> _Document segment_:
· · ·

The Sweat Lodge  

Posted by Hill 57 Chippewa Cree Indians of Montana

People used to always have sweat lodges on Hill 57 until there were complaints and the land was bought. I can remember even in the mid 90's hearing lots of people talking about going to Hill 57 for the sweat lodge. The purpose of a sweat lodge is spiritual and to rid yourself of sin and impurities.




Article found,

Off the Res

Montana's marginalized Chippewa Indians have preserved their sense of identity better than officially recognized tribe members.

Ellen Thompson

HILL 57 IS NAMED FOR A BUNCH OF ROCKS arranged in the shape of the "57" that once promoted the Heinz Company's "57 varieties" of food. It's a shantytown on the outskirts of Great Falls, which has a population of around 57,000 people and is Montana's third largest city. Over the course of a century, the hill was sometimes home to as many as 200 landless Indians. It was abandoned about 15 years ago, with most of its residents leaving for public housing, but for generations Hill 57 served as a de facto reservation. A hundred miles and a sour history separate it from Rocky Boy Reservation, where many one-time Hill 57 residents believe that they and their families should have been welcomed.

In 1917, the United States government enrolled as members of the newly formed reservation 451 Chippewa and Cree Indians and gave them 56,000 acres of prairie, rolling hills, and diminutive mountains in north-central Montana. (The acreage has since grown to about 130,000.) The reservation was created by Congress for Chief Rocky Boy's band of Chippewa Indians—who were part of one of North America's largest tribes and had migrated to Montana from North Dakota—and whatever other landless Indians the U.S. secretary of the interior saw fit to include. Those other Indians turned out to be the state's landless Cree.

Reservation members and their several thousand descendants had an official identity as Indians and rights to housing, education, and health benefits that tribal members still enjoy. Ninety or so others in the Rocky Boy band weren't enrolled because Chief Rocky Boy died while establishing the reservation and the group left, either out of fear (rumors spread on the reservation that the chief was assassinated by a group of Indians who weren't Chippewa) or to avoid discrimination. Enrollment was overseen by Cree Chief Little Bear and the Cree made up the majority on the reservation's official roll.

· · ·

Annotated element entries
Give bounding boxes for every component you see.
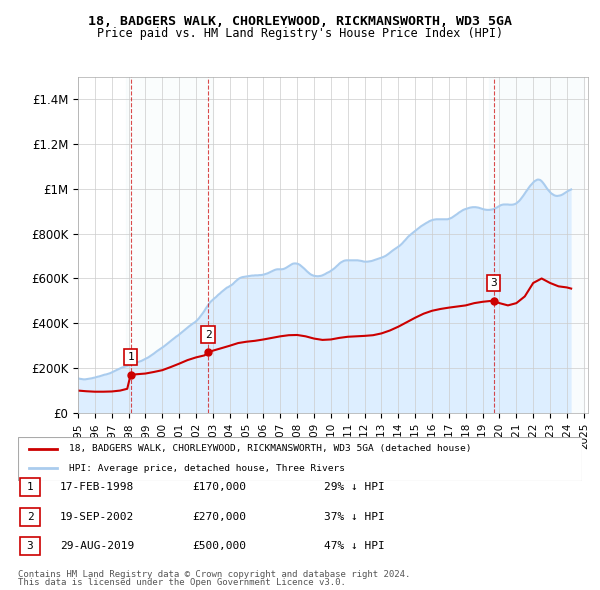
Text: 37% ↓ HPI: 37% ↓ HPI [324,512,385,522]
FancyBboxPatch shape [18,437,582,481]
Bar [125,77,213,413]
Text: £500,000: £500,000 [192,542,246,551]
Text: 17-FEB-1998: 17-FEB-1998 [60,483,134,492]
Text: 19-SEP-2002: 19-SEP-2002 [60,512,134,522]
Text: 2: 2 [205,330,212,339]
Text: 29-AUG-2019: 29-AUG-2019 [60,542,134,551]
Text: 1: 1 [127,352,134,362]
Text: 2: 2 [26,512,34,522]
Text: 3: 3 [26,542,34,551]
Text: This data is licensed under the Open Government Licence v3.0.: This data is licensed under the Open Gov… [18,578,346,587]
Text: 47% ↓ HPI: 47% ↓ HPI [324,542,385,551]
Text: 3: 3 [490,278,497,288]
Text: Contains HM Land Registry data © Crown copyright and database right 2024.: Contains HM Land Registry data © Crown c… [18,570,410,579]
Text: HPI: Average price, detached house, Three Rivers: HPI: Average price, detached house, Thre… [69,464,345,473]
Text: 29% ↓ HPI: 29% ↓ HPI [324,483,385,492]
Text: £170,000: £170,000 [192,483,246,492]
Text: Price paid vs. HM Land Registry's House Price Index (HPI): Price paid vs. HM Land Registry's House … [97,27,503,40]
Text: £270,000: £270,000 [192,512,246,522]
Text: 18, BADGERS WALK, CHORLEYWOOD, RICKMANSWORTH, WD3 5GA: 18, BADGERS WALK, CHORLEYWOOD, RICKMANSW… [88,15,512,28]
Text: 1: 1 [26,483,34,492]
Text: 18, BADGERS WALK, CHORLEYWOOD, RICKMANSWORTH, WD3 5GA (detached house): 18, BADGERS WALK, CHORLEYWOOD, RICKMANSW… [69,444,471,454]
Bar [488,77,584,413]
FancyBboxPatch shape [20,508,40,526]
FancyBboxPatch shape [20,537,40,555]
FancyBboxPatch shape [20,478,40,496]
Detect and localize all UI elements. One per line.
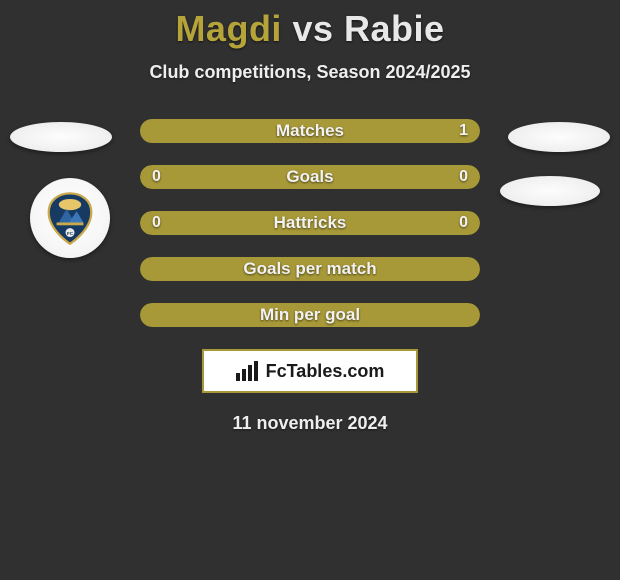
- subtitle: Club competitions, Season 2024/2025: [0, 62, 620, 83]
- player-1-avatar: [10, 122, 112, 152]
- stat-row: Matches 1: [140, 119, 480, 143]
- stat-label: Hattricks: [274, 213, 347, 233]
- player-1-club-badge: FC: [30, 178, 110, 258]
- stat-label: Goals: [286, 167, 333, 187]
- brand-name: FcTables.com: [266, 361, 385, 382]
- stat-value-left: 0: [152, 214, 161, 232]
- stat-row: Goals 0 0: [140, 165, 480, 189]
- date: 11 november 2024: [0, 413, 620, 434]
- stat-bar-right: [310, 165, 480, 189]
- stat-label: Matches: [276, 121, 344, 141]
- brand-bars-icon: [236, 361, 260, 381]
- stat-bar-left: [140, 165, 310, 189]
- stat-value-right: 1: [459, 122, 468, 140]
- player-2-avatar: [508, 122, 610, 152]
- title-player-2: Rabie: [344, 8, 445, 49]
- title-player-1: Magdi: [175, 8, 282, 49]
- stat-row: Min per goal: [140, 303, 480, 327]
- stats-list: Matches 1 Goals 0 0 Hattricks 0 0 Goals per matc…: [140, 119, 480, 327]
- stat-row: Hattricks 0 0: [140, 211, 480, 235]
- stat-value-right: 0: [459, 214, 468, 232]
- title-vs: vs: [292, 8, 333, 49]
- stat-label: Min per goal: [260, 305, 360, 325]
- brand-box: FcTables.com: [202, 349, 418, 393]
- stat-value-left: 0: [152, 168, 161, 186]
- stat-row: Goals per match: [140, 257, 480, 281]
- comparison-infographic: Magdi vs Rabie Club competitions, Season…: [0, 0, 620, 580]
- page-title: Magdi vs Rabie: [0, 0, 620, 50]
- svg-text:FC: FC: [67, 231, 74, 236]
- stat-value-right: 0: [459, 168, 468, 186]
- pyramids-fc-logo-icon: FC: [42, 190, 98, 246]
- stat-label: Goals per match: [243, 259, 376, 279]
- player-2-club-badge: [500, 176, 600, 206]
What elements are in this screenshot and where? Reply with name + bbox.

· · ·

> _Goal_: Type out everything in the Hill 57 article from "HILL 57 IS NAMED" down to "have been welcomed.", word for word. The rows have no connection to the Hill 57 article.

> _Expected answer_:
HILL 57 IS NAMED FOR A BUNCH OF ROCKS arranged in the shape of the "57" that once promoted the Heinz Company's "57 varieties" of food. It's a shantytown on the outskirts of Great Falls, which has a population of around 57,000 people and is Montana's third largest city. Over the course of a century, the hill was sometimes home to as many as 200 landless Indians. It was abandoned about 15 years ago, with most of its residents leaving for public housing, but for generations Hill 57 served as a de facto reservation. A hundred miles and a sour history separate it from Rocky Boy Reservation, where many one-time Hill 57 residents believe that they and their families should have been welcomed.